STATED GOAL:
Search the data for the word "content". Reproduce every line where it is found.
BEGIN ENTRIES
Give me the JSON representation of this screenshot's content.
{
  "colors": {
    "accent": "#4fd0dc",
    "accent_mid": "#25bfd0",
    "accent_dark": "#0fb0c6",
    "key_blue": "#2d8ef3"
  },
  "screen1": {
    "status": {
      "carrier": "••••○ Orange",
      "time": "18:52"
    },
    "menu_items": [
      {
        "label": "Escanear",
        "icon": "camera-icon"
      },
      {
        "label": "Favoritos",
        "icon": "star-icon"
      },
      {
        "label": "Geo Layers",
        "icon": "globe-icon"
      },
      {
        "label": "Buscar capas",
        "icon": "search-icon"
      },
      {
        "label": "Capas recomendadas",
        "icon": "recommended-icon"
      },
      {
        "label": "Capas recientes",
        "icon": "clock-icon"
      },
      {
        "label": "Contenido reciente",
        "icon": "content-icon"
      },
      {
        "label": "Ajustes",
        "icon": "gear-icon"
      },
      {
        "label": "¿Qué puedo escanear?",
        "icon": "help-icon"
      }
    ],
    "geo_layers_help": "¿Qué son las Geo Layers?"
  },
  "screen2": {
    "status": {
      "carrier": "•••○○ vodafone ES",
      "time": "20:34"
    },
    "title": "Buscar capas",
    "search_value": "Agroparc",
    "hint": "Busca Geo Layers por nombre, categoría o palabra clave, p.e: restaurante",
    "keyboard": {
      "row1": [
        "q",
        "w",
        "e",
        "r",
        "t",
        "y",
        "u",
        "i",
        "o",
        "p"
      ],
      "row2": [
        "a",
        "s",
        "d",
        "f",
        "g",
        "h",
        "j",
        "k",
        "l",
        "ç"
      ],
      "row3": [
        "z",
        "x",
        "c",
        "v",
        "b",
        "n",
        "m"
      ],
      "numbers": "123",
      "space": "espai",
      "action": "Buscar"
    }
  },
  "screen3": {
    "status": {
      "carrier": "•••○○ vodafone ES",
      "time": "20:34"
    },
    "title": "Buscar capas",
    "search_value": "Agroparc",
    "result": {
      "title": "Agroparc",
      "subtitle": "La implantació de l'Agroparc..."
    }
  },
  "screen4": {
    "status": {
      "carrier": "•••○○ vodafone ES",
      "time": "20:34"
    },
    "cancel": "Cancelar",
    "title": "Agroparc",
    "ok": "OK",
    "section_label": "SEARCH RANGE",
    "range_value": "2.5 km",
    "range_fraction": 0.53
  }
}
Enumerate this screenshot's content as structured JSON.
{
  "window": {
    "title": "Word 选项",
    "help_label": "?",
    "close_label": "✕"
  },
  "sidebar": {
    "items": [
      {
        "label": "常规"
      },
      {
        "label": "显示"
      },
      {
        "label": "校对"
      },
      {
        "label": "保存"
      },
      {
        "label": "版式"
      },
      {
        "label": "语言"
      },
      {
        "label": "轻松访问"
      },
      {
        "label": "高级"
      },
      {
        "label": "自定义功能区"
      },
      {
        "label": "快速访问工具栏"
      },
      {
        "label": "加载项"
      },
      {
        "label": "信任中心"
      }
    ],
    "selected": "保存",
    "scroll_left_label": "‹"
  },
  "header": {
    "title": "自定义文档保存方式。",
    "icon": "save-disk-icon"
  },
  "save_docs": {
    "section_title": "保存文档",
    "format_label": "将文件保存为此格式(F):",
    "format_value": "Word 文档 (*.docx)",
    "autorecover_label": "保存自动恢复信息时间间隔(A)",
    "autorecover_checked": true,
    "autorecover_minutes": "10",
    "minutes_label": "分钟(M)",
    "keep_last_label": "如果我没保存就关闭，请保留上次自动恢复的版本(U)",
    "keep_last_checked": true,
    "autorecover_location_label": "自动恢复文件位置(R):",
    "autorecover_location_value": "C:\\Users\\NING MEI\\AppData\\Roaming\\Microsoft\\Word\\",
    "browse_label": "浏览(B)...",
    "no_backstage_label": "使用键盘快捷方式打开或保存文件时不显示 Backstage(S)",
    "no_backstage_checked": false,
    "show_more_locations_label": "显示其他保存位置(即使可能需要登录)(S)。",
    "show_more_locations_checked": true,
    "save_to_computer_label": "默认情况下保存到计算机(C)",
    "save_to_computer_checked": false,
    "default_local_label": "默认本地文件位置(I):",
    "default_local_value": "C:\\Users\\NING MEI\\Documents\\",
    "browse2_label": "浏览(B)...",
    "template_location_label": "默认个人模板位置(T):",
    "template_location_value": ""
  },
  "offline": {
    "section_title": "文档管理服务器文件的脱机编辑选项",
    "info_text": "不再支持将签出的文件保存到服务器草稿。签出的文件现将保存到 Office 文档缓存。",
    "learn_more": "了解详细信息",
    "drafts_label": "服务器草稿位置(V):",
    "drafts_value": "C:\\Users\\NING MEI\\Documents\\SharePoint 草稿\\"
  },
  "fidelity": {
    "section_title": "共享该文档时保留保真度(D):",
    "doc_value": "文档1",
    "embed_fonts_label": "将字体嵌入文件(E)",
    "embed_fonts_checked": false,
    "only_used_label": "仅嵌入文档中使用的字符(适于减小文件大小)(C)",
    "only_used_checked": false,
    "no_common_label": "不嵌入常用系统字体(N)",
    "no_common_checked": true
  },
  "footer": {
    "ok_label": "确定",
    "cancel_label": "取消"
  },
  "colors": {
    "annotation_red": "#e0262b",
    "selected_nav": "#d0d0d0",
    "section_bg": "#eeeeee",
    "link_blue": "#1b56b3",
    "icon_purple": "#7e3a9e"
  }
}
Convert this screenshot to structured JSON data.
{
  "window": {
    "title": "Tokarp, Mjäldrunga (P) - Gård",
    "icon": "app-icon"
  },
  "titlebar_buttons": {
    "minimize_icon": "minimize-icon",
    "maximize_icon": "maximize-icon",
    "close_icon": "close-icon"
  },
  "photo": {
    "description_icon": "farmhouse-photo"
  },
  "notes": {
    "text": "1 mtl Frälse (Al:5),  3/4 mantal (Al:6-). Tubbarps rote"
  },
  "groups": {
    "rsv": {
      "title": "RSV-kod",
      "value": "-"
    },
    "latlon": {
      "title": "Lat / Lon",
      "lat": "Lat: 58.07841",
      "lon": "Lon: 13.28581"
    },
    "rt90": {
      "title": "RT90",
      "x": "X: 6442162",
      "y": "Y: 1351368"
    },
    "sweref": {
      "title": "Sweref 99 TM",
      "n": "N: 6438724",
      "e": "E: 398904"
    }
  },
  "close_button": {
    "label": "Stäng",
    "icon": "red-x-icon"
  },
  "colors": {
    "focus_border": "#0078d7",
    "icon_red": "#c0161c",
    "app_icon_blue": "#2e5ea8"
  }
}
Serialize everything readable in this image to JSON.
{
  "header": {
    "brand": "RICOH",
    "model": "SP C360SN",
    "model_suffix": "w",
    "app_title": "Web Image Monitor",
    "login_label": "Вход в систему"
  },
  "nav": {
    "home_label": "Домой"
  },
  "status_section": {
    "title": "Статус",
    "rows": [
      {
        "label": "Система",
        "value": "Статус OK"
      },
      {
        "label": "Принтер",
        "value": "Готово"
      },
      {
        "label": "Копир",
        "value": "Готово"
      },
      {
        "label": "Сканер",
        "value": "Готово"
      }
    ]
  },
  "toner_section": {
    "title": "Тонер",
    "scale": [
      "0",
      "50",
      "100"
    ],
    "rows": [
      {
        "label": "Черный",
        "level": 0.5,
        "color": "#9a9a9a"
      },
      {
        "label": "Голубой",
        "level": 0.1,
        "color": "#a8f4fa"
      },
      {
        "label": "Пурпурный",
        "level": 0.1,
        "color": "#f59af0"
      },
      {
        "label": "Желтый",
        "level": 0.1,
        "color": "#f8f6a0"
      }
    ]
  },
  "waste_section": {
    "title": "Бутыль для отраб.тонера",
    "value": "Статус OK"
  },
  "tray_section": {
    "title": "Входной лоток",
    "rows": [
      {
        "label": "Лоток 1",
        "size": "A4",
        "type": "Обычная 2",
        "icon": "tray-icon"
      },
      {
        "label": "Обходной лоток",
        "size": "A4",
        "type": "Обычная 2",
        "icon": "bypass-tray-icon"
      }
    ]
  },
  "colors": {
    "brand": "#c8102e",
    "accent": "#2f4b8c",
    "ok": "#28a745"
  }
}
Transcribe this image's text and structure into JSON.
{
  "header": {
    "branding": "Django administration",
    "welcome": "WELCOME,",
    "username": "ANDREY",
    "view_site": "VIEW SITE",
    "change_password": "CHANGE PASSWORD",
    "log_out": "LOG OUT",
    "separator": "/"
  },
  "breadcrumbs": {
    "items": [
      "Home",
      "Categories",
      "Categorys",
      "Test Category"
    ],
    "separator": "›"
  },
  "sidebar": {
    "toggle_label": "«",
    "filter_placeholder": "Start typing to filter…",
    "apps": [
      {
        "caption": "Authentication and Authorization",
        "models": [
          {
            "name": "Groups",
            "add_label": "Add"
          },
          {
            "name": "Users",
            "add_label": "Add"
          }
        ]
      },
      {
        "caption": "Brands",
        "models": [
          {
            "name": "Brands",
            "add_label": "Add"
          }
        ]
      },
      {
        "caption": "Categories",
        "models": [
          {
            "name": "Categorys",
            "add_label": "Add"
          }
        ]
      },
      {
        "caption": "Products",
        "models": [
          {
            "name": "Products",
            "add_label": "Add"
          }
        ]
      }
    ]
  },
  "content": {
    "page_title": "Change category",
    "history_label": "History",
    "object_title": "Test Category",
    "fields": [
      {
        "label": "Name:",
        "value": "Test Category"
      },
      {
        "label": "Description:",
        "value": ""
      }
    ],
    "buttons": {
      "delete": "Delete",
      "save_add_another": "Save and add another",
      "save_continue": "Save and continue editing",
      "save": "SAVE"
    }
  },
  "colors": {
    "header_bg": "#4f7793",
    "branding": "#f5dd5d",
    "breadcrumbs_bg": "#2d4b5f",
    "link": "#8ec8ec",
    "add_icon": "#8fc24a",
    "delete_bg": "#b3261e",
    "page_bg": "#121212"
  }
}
END ENTRIES
WRITTEN ANSWER:
Give me the JSON representation of this screenshot's content.
        "icon": "content-icon"
Enumerate this screenshot's content as structured JSON.
  "content": {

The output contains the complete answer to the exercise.